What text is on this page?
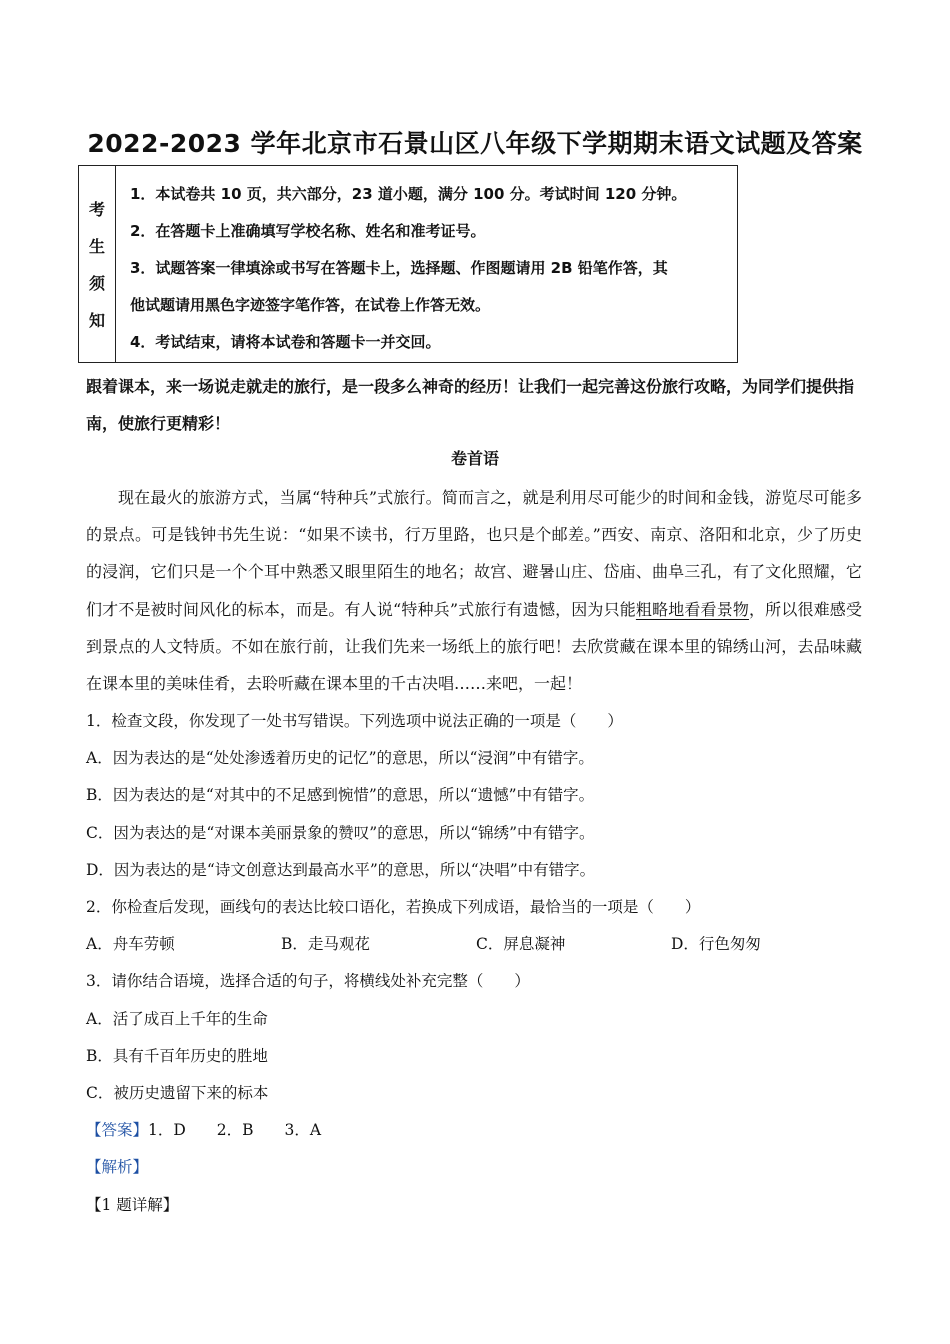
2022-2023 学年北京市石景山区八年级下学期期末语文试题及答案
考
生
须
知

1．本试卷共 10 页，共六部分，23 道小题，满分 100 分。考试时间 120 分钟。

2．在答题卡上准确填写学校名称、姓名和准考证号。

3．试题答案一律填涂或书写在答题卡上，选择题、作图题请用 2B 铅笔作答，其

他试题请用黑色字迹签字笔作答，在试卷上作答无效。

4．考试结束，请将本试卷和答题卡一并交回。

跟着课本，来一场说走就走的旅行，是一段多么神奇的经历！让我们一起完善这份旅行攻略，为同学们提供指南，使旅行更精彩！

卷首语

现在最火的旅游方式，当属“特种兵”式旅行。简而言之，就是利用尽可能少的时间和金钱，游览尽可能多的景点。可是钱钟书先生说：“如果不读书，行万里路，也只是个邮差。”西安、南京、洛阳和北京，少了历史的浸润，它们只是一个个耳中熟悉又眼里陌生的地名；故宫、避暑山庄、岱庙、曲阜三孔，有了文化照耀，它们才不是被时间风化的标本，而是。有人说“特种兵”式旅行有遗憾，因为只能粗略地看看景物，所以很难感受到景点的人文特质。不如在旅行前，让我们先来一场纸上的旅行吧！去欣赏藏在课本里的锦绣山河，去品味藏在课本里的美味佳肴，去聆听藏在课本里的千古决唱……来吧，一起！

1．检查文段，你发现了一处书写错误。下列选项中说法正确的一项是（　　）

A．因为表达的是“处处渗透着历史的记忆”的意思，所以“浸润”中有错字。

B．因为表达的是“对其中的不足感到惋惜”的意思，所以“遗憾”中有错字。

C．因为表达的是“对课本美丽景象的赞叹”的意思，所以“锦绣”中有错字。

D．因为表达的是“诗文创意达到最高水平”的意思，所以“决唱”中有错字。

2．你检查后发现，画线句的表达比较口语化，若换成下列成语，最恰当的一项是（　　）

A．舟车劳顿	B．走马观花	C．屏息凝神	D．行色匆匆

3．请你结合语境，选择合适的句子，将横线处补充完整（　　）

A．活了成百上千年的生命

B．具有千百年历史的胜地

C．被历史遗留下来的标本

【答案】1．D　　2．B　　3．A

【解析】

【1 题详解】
────────
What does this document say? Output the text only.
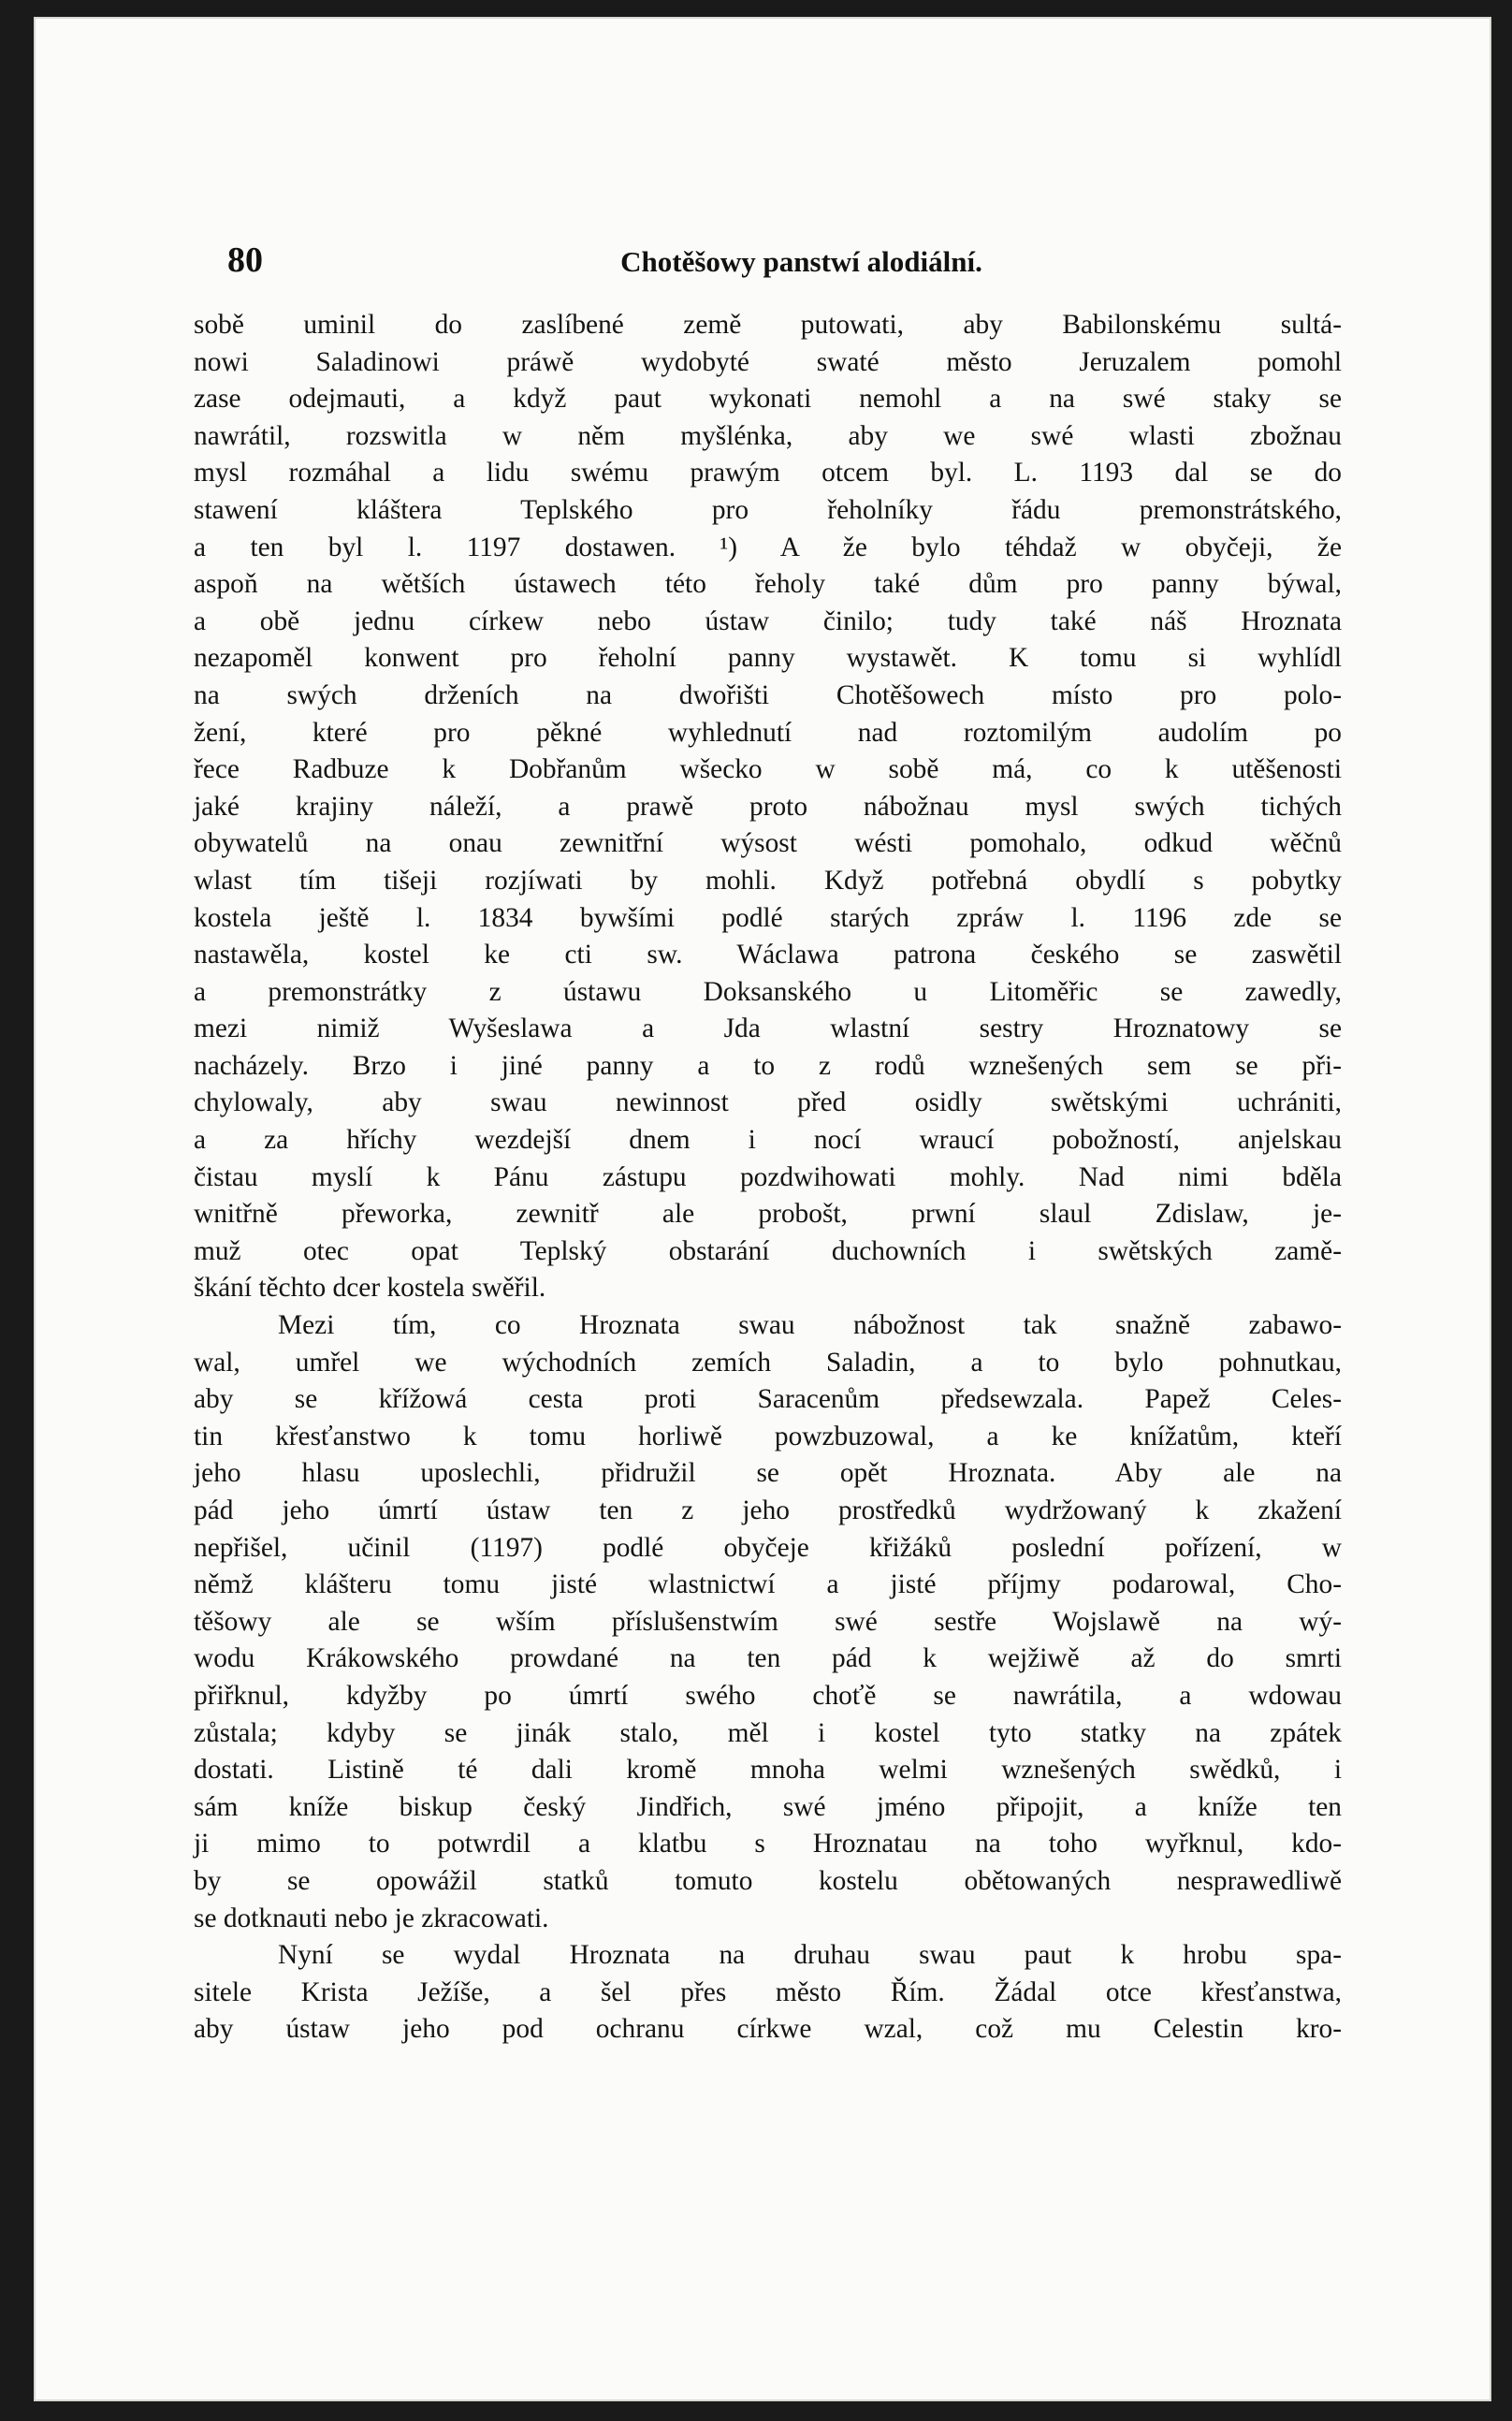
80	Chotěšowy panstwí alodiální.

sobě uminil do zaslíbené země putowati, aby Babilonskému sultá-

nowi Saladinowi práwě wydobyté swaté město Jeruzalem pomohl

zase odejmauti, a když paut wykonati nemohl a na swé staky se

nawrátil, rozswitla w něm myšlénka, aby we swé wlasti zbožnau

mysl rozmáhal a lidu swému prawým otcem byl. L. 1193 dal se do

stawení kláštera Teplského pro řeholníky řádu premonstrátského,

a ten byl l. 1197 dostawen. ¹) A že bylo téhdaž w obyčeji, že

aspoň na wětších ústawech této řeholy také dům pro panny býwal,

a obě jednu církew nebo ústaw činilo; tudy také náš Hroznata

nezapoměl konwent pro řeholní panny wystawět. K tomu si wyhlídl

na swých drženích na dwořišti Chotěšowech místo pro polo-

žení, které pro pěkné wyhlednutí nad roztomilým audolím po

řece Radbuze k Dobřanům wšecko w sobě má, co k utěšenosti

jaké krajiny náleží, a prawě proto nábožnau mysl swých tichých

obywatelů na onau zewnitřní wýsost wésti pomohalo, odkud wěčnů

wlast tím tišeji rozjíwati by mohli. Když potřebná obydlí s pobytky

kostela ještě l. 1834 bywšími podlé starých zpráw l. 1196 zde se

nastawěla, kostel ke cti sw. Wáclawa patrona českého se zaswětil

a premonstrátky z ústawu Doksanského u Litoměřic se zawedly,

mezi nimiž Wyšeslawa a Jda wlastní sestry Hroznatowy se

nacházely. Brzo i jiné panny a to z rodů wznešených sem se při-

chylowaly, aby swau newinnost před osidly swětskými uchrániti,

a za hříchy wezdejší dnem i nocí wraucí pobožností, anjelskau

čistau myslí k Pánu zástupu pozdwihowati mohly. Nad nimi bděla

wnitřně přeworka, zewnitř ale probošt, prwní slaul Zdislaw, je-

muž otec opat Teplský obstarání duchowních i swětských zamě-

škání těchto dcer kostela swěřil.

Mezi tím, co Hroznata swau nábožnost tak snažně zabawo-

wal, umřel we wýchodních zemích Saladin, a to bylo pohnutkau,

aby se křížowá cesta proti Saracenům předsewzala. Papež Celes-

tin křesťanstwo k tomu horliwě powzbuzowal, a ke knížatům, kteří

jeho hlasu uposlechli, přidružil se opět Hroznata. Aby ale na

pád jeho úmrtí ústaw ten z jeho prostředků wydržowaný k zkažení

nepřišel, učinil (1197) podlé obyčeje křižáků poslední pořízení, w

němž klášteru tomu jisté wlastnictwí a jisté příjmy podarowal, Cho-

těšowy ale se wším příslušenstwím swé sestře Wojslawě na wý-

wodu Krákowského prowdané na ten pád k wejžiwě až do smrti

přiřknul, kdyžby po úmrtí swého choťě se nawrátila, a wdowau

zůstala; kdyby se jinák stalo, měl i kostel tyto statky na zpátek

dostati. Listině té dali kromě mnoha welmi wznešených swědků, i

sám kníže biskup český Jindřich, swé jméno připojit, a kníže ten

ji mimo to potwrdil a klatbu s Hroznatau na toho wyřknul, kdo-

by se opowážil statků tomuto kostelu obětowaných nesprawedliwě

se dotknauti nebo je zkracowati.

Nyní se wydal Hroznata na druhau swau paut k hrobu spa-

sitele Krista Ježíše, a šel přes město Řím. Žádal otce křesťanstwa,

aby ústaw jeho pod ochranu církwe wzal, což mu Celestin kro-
────────
:: REQUIRED WORK ::
Determine how many lines in the data above contain the string "text". Give nothing except the number.

:: WRITTEN REPLY ::
2